Data in this exercise:
/---
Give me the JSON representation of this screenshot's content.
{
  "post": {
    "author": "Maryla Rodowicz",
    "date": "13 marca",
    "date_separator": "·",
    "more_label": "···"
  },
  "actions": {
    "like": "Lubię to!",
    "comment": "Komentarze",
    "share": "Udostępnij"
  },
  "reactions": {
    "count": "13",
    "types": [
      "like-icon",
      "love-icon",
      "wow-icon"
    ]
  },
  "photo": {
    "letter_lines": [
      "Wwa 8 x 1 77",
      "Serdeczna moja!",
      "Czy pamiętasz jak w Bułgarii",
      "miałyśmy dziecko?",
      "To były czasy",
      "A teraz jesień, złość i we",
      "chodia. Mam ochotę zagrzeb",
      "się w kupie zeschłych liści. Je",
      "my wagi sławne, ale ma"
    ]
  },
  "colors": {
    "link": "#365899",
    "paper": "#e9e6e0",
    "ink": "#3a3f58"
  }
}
\---
/---
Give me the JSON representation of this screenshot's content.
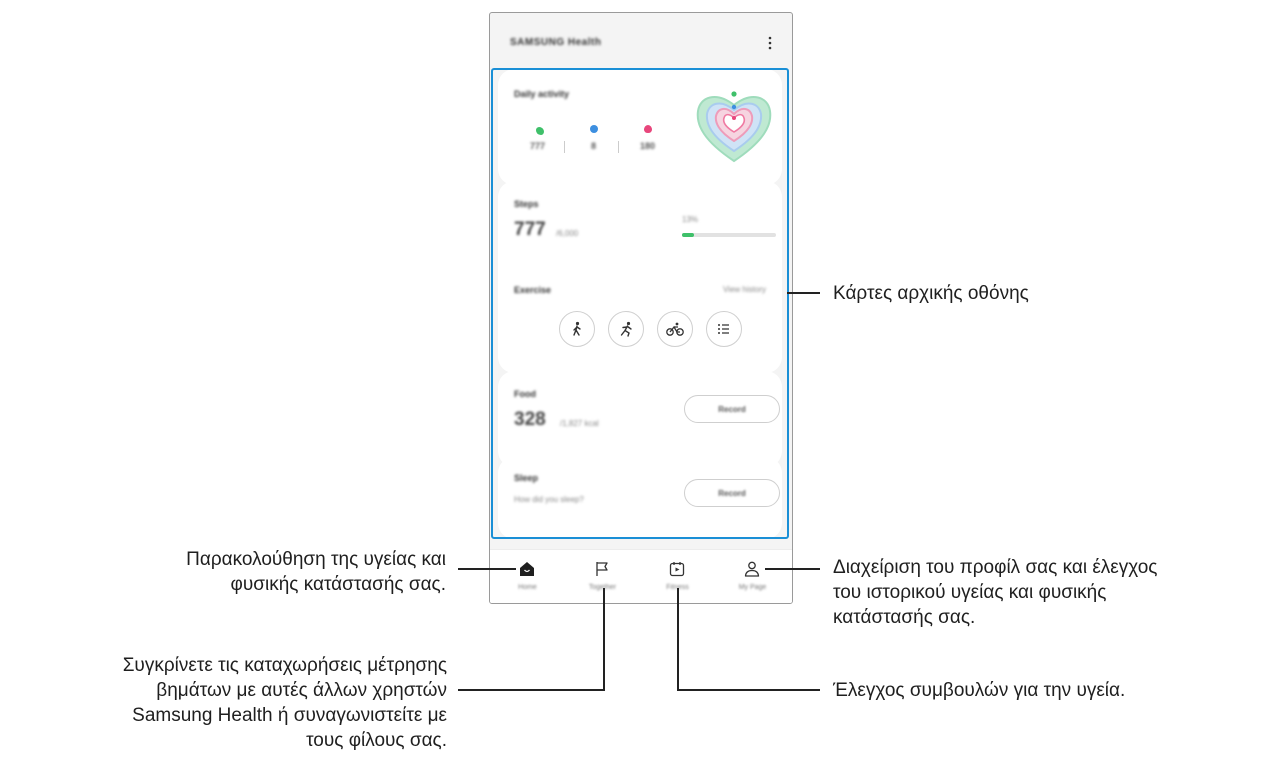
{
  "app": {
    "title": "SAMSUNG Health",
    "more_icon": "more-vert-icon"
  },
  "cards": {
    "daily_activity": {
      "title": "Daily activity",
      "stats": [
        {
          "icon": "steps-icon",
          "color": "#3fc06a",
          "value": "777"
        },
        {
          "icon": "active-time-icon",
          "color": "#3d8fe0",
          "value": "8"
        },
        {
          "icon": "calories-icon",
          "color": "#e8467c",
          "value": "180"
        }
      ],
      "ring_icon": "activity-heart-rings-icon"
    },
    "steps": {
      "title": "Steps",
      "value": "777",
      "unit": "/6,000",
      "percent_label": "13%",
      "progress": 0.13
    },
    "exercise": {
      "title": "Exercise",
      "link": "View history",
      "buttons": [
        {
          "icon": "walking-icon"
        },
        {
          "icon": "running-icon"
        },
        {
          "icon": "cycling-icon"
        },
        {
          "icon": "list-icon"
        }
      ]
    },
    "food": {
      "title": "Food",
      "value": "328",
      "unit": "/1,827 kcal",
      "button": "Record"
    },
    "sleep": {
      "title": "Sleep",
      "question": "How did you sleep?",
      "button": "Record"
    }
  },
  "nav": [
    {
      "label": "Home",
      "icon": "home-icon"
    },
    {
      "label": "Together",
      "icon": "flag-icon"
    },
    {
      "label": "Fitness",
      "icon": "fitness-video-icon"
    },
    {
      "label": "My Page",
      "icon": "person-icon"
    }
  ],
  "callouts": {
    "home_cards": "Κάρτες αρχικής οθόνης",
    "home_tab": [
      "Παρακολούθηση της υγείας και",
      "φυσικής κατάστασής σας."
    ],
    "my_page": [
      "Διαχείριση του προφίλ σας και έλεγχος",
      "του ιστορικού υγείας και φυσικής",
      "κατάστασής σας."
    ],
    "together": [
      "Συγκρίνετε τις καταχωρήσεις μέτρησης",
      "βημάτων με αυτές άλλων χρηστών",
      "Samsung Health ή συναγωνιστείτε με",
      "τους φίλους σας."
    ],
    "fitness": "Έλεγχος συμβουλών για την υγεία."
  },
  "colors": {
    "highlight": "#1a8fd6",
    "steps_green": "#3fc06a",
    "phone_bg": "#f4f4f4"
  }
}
\---
What you are asked to do: From the data above, copy each line that has the string "κατάστασής".

Exercise solution:
      "φυσικής κατάστασής σας."
      "κατάστασής σας."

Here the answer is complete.